Repeat each line of the material exactly.

## Extracted information
## Start

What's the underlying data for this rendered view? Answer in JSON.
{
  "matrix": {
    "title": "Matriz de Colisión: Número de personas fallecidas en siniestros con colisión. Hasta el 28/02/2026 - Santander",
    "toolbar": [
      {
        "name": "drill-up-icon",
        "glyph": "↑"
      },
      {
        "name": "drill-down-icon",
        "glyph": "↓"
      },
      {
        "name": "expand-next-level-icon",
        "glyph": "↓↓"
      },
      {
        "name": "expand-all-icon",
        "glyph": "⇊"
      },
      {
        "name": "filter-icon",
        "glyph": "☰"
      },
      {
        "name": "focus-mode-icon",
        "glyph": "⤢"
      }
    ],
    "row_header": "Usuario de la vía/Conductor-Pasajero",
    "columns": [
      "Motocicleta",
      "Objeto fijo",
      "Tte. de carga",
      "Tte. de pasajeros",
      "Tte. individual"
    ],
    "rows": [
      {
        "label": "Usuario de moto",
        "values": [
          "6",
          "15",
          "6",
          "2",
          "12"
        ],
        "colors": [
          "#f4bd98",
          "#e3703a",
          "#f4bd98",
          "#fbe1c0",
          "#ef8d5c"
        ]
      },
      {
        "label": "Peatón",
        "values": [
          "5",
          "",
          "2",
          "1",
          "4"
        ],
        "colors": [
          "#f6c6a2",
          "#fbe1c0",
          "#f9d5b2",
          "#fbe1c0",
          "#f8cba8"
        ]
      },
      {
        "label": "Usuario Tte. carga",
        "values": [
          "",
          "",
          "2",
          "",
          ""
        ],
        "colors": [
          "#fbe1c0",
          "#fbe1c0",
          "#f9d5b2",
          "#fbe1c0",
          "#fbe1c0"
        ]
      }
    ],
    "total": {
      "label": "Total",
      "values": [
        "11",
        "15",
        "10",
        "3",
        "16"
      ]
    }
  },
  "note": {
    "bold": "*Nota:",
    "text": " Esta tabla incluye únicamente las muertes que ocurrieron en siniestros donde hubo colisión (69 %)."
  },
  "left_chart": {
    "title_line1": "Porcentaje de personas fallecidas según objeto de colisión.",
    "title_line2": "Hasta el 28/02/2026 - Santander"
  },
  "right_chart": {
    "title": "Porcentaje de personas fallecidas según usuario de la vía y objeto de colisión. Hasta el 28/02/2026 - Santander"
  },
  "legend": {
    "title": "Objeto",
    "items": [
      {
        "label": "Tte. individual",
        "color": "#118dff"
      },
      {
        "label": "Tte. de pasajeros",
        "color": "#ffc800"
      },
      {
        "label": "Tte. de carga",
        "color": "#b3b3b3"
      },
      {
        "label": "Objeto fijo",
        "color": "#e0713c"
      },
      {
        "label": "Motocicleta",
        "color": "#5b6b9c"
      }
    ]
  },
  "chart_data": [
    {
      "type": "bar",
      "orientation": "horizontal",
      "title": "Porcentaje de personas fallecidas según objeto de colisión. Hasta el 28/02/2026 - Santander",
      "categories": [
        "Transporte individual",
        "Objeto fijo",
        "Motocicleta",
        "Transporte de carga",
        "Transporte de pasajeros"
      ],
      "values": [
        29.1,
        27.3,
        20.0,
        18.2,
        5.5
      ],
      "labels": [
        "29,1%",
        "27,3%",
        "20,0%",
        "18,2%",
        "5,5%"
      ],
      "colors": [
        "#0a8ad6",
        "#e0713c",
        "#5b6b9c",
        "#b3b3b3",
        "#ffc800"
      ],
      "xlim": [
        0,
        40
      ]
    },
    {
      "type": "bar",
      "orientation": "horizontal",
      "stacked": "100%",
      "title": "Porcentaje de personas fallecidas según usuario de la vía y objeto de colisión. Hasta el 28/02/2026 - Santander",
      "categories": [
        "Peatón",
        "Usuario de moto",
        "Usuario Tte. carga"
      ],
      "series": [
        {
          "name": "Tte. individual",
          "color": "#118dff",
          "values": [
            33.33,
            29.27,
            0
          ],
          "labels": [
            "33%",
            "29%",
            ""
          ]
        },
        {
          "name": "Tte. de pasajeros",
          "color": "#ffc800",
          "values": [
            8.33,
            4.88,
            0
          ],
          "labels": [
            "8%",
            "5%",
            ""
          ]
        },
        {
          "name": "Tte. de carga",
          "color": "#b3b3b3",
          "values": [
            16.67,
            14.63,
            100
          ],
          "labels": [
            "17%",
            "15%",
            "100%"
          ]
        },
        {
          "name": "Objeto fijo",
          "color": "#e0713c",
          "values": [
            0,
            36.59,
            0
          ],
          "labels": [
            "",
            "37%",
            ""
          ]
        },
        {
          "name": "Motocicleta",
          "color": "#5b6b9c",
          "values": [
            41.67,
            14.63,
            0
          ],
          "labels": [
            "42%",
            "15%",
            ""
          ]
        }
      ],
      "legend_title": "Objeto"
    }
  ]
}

## End

## Solution
What's the underlying data for this rendered view? Answer in JSON.
{
  "matrix": {
    "title": "Matriz de Colisión: Número de personas fallecidas en siniestros con colisión. Hasta el 28/02/2026 - Santander",
    "toolbar": [
      {
        "name": "drill-up-icon",
        "glyph": "↑"
      },
      {
        "name": "drill-down-icon",
        "glyph": "↓"
      },
      {
        "name": "expand-next-level-icon",
        "glyph": "↓↓"
      },
      {
        "name": "expand-all-icon",
        "glyph": "⇊"
      },
      {
        "name": "filter-icon",
        "glyph": "☰"
      },
      {
        "name": "focus-mode-icon",
        "glyph": "⤢"
      }
    ],
    "row_header": "Usuario de la vía/Conductor-Pasajero",
    "columns": [
      "Motocicleta",
      "Objeto fijo",
      "Tte. de carga",
      "Tte. de pasajeros",
      "Tte. individual"
    ],
    "rows": [
      {
        "label": "Usuario de moto",
        "values": [
          "6",
          "15",
          "6",
          "2",
          "12"
        ],
        "colors": [
          "#f4bd98",
          "#e3703a",
          "#f4bd98",
          "#fbe1c0",
          "#ef8d5c"
        ]
      },
      {
        "label": "Peatón",
        "values": [
          "5",
          "",
          "2",
          "1",
          "4"
        ],
        "colors": [
          "#f6c6a2",
          "#fbe1c0",
          "#f9d5b2",
          "#fbe1c0",
          "#f8cba8"
        ]
      },
      {
        "label": "Usuario Tte. carga",
        "values": [
          "",
          "",
          "2",
          "",
          ""
        ],
        "colors": [
          "#fbe1c0",
          "#fbe1c0",
          "#f9d5b2",
          "#fbe1c0",
          "#fbe1c0"
        ]
      }
    ],
    "total": {
      "label": "Total",
      "values": [
        "11",
        "15",
        "10",
        "3",
        "16"
      ]
    }
  },
  "note": {
    "bold": "*Nota:",
    "text": " Esta tabla incluye únicamente las muertes que ocurrieron en siniestros donde hubo colisión (69 %)."
  },
  "left_chart": {
    "title_line1": "Porcentaje de personas fallecidas según objeto de colisión.",
    "title_line2": "Hasta el 28/02/2026 - Santander"
  },
  "right_chart": {
    "title": "Porcentaje de personas fallecidas según usuario de la vía y objeto de colisión. Hasta el 28/02/2026 - Santander"
  },
  "legend": {
    "title": "Objeto",
    "items": [
      {
        "label": "Tte. individual",
        "color": "#118dff"
      },
      {
        "label": "Tte. de pasajeros",
        "color": "#ffc800"
      },
      {
        "label": "Tte. de carga",
        "color": "#b3b3b3"
      },
      {
        "label": "Objeto fijo",
        "color": "#e0713c"
      },
      {
        "label": "Motocicleta",
        "color": "#5b6b9c"
      }
    ]
  },
  "chart_data": [
    {
      "type": "bar",
      "orientation": "horizontal",
      "title": "Porcentaje de personas fallecidas según objeto de colisión. Hasta el 28/02/2026 - Santander",
      "categories": [
        "Transporte individual",
        "Objeto fijo",
        "Motocicleta",
        "Transporte de carga",
        "Transporte de pasajeros"
      ],
      "values": [
        29.1,
        27.3,
        20.0,
        18.2,
        5.5
      ],
      "labels": [
        "29,1%",
        "27,3%",
        "20,0%",
        "18,2%",
        "5,5%"
      ],
      "colors": [
        "#0a8ad6",
        "#e0713c",
        "#5b6b9c",
        "#b3b3b3",
        "#ffc800"
      ],
      "xlim": [
        0,
        40
      ]
    },
    {
      "type": "bar",
      "orientation": "horizontal",
      "stacked": "100%",
      "title": "Porcentaje de personas fallecidas según usuario de la vía y objeto de colisión. Hasta el 28/02/2026 - Santander",
      "categories": [
        "Peatón",
        "Usuario de moto",
        "Usuario Tte. carga"
      ],
      "series": [
        {
          "name": "Tte. individual",
          "color": "#118dff",
          "values": [
            33.33,
            29.27,
            0
          ],
          "labels": [
            "33%",
            "29%",
            ""
          ]
        },
        {
          "name": "Tte. de pasajeros",
          "color": "#ffc800",
          "values": [
            8.33,
            4.88,
            0
          ],
          "labels": [
            "8%",
            "5%",
            ""
          ]
        },
        {
          "name": "Tte. de carga",
          "color": "#b3b3b3",
          "values": [
            16.67,
            14.63,
            100
          ],
          "labels": [
            "17%",
            "15%",
            "100%"
          ]
        },
        {
          "name": "Objeto fijo",
          "color": "#e0713c",
          "values": [
            0,
            36.59,
            0
          ],
          "labels": [
            "",
            "37%",
            ""
          ]
        },
        {
          "name": "Motocicleta",
          "color": "#5b6b9c",
          "values": [
            41.67,
            14.63,
            0
          ],
          "labels": [
            "42%",
            "15%",
            ""
          ]
        }
      ],
      "legend_title": "Objeto"
    }
  ]
}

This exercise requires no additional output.